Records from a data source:
§
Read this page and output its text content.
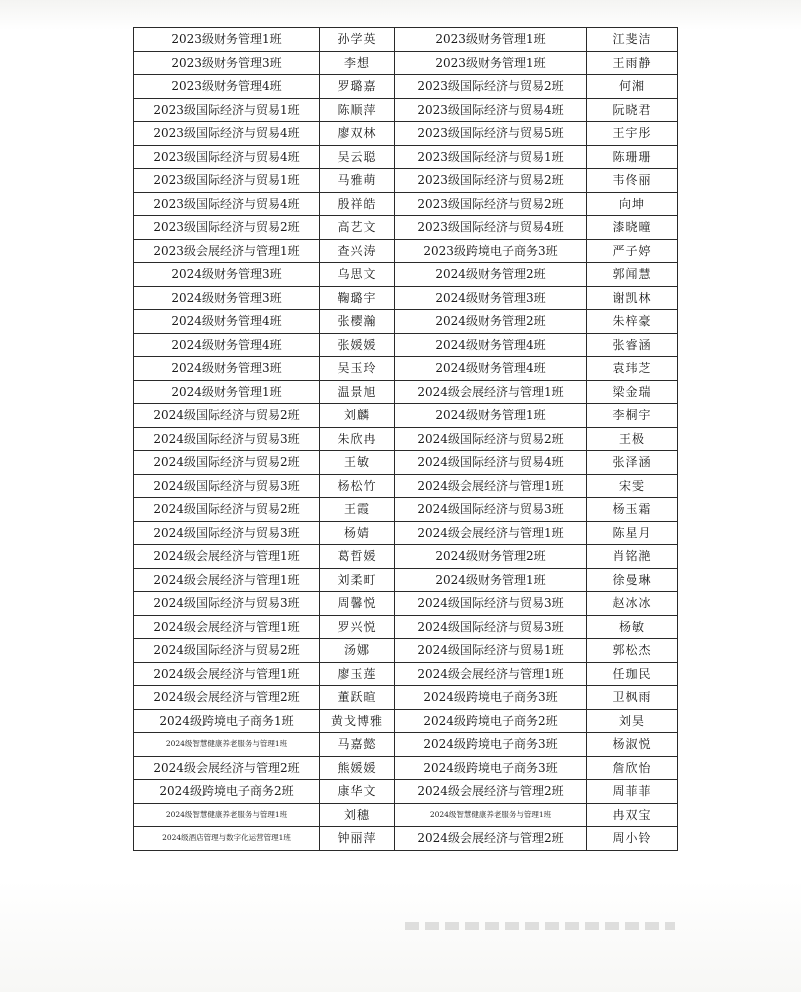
2023级财务管理1班	孙学英	2023级财务管理1班	江斐洁
2023级财务管理3班	李想	2023级财务管理1班	王雨静
2023级财务管理4班	罗璐嘉	2023级国际经济与贸易2班	何湘
2023级国际经济与贸易1班	陈顺萍	2023级国际经济与贸易4班	阮晓君
2023级国际经济与贸易4班	廖双林	2023级国际经济与贸易5班	王宇彤
2023级国际经济与贸易4班	吴云聪	2023级国际经济与贸易1班	陈珊珊
2023级国际经济与贸易1班	马雅萌	2023级国际经济与贸易2班	韦佟丽
2023级国际经济与贸易4班	殷祥皓	2023级国际经济与贸易2班	向坤
2023级国际经济与贸易2班	高艺文	2023级国际经济与贸易4班	漆晓曈
2023级会展经济与管理1班	查兴涛	2023级跨境电子商务3班	严子婷
2024级财务管理3班	乌思文	2024级财务管理2班	郭闻慧
2024级财务管理3班	鞠璐宇	2024级财务管理3班	谢凯林
2024级财务管理4班	张樱瀚	2024级财务管理2班	朱梓豪
2024级财务管理4班	张媛媛	2024级财务管理4班	张睿涵
2024级财务管理3班	吴玉玲	2024级财务管理4班	袁玮芝
2024级财务管理1班	温景旭	2024级会展经济与管理1班	梁金瑞
2024级国际经济与贸易2班	刘麟	2024级财务管理1班	李桐宇
2024级国际经济与贸易3班	朱欣冉	2024级国际经济与贸易2班	王极
2024级国际经济与贸易2班	王敏	2024级国际经济与贸易4班	张泽涵
2024级国际经济与贸易3班	杨松竹	2024级会展经济与管理1班	宋雯
2024级国际经济与贸易2班	王霞	2024级国际经济与贸易3班	杨玉霜
2024级国际经济与贸易3班	杨婧	2024级会展经济与管理1班	陈星月
2024级会展经济与管理1班	葛哲媛	2024级财务管理2班	肖铭滟
2024级会展经济与管理1班	刘柔町	2024级财务管理1班	徐曼琳
2024级国际经济与贸易3班	周馨悦	2024级国际经济与贸易3班	赵冰冰
2024级会展经济与管理1班	罗兴悦	2024级国际经济与贸易3班	杨敏
2024级国际经济与贸易2班	汤娜	2024级国际经济与贸易1班	郭松杰
2024级会展经济与管理1班	廖玉莲	2024级会展经济与管理1班	任珈民
2024级会展经济与管理2班	董跃暄	2024级跨境电子商务3班	卫枫雨
2024级跨境电子商务1班	黄戈博雅	2024级跨境电子商务2班	刘昊
2024级智慧健康养老服务与管理1班	马嘉懿	2024级跨境电子商务3班	杨淑悦
2024级会展经济与管理2班	熊媛媛	2024级跨境电子商务3班	詹欣怡
2024级跨境电子商务2班	康华文	2024级会展经济与管理2班	周菲菲
2024级智慧健康养老服务与管理1班	刘穗	2024级智慧健康养老服务与管理1班	冉双宝
2024级酒店管理与数字化运营管理1班	钟丽萍	2024级会展经济与管理2班	周小铃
§
- To be done -
Omit every picture, and otherwise quote the entries exactly.

- Written reply -
Read this page and output its text content.
2023级财务管理1班	孙学英	2023级财务管理1班	江斐洁
2023级财务管理3班	李想	2023级财务管理1班	王雨静
2023级财务管理4班	罗璐嘉	2023级国际经济与贸易2班	何湘
2023级国际经济与贸易1班	陈顺萍	2023级国际经济与贸易4班	阮晓君
2023级国际经济与贸易4班	廖双林	2023级国际经济与贸易5班	王宇彤
2023级国际经济与贸易4班	吴云聪	2023级国际经济与贸易1班	陈珊珊
2023级国际经济与贸易1班	马雅萌	2023级国际经济与贸易2班	韦佟丽
2023级国际经济与贸易4班	殷祥皓	2023级国际经济与贸易2班	向坤
2023级国际经济与贸易2班	高艺文	2023级国际经济与贸易4班	漆晓曈
2023级会展经济与管理1班	查兴涛	2023级跨境电子商务3班	严子婷
2024级财务管理3班	乌思文	2024级财务管理2班	郭闻慧
2024级财务管理3班	鞠璐宇	2024级财务管理3班	谢凯林
2024级财务管理4班	张樱瀚	2024级财务管理2班	朱梓豪
2024级财务管理4班	张媛媛	2024级财务管理4班	张睿涵
2024级财务管理3班	吴玉玲	2024级财务管理4班	袁玮芝
2024级财务管理1班	温景旭	2024级会展经济与管理1班	梁金瑞
2024级国际经济与贸易2班	刘麟	2024级财务管理1班	李桐宇
2024级国际经济与贸易3班	朱欣冉	2024级国际经济与贸易2班	王极
2024级国际经济与贸易2班	王敏	2024级国际经济与贸易4班	张泽涵
2024级国际经济与贸易3班	杨松竹	2024级会展经济与管理1班	宋雯
2024级国际经济与贸易2班	王霞	2024级国际经济与贸易3班	杨玉霜
2024级国际经济与贸易3班	杨婧	2024级会展经济与管理1班	陈星月
2024级会展经济与管理1班	葛哲媛	2024级财务管理2班	肖铭滟
2024级会展经济与管理1班	刘柔町	2024级财务管理1班	徐曼琳
2024级国际经济与贸易3班	周馨悦	2024级国际经济与贸易3班	赵冰冰
2024级会展经济与管理1班	罗兴悦	2024级国际经济与贸易3班	杨敏
2024级国际经济与贸易2班	汤娜	2024级国际经济与贸易1班	郭松杰
2024级会展经济与管理1班	廖玉莲	2024级会展经济与管理1班	任珈民
2024级会展经济与管理2班	董跃暄	2024级跨境电子商务3班	卫枫雨
2024级跨境电子商务1班	黄戈博雅	2024级跨境电子商务2班	刘昊
2024级智慧健康养老服务与管理1班	马嘉懿	2024级跨境电子商务3班	杨淑悦
2024级会展经济与管理2班	熊媛媛	2024级跨境电子商务3班	詹欣怡
2024级跨境电子商务2班	康华文	2024级会展经济与管理2班	周菲菲
2024级智慧健康养老服务与管理1班	刘穗	2024级智慧健康养老服务与管理1班	冉双宝
2024级酒店管理与数字化运营管理1班	钟丽萍	2024级会展经济与管理2班	周小铃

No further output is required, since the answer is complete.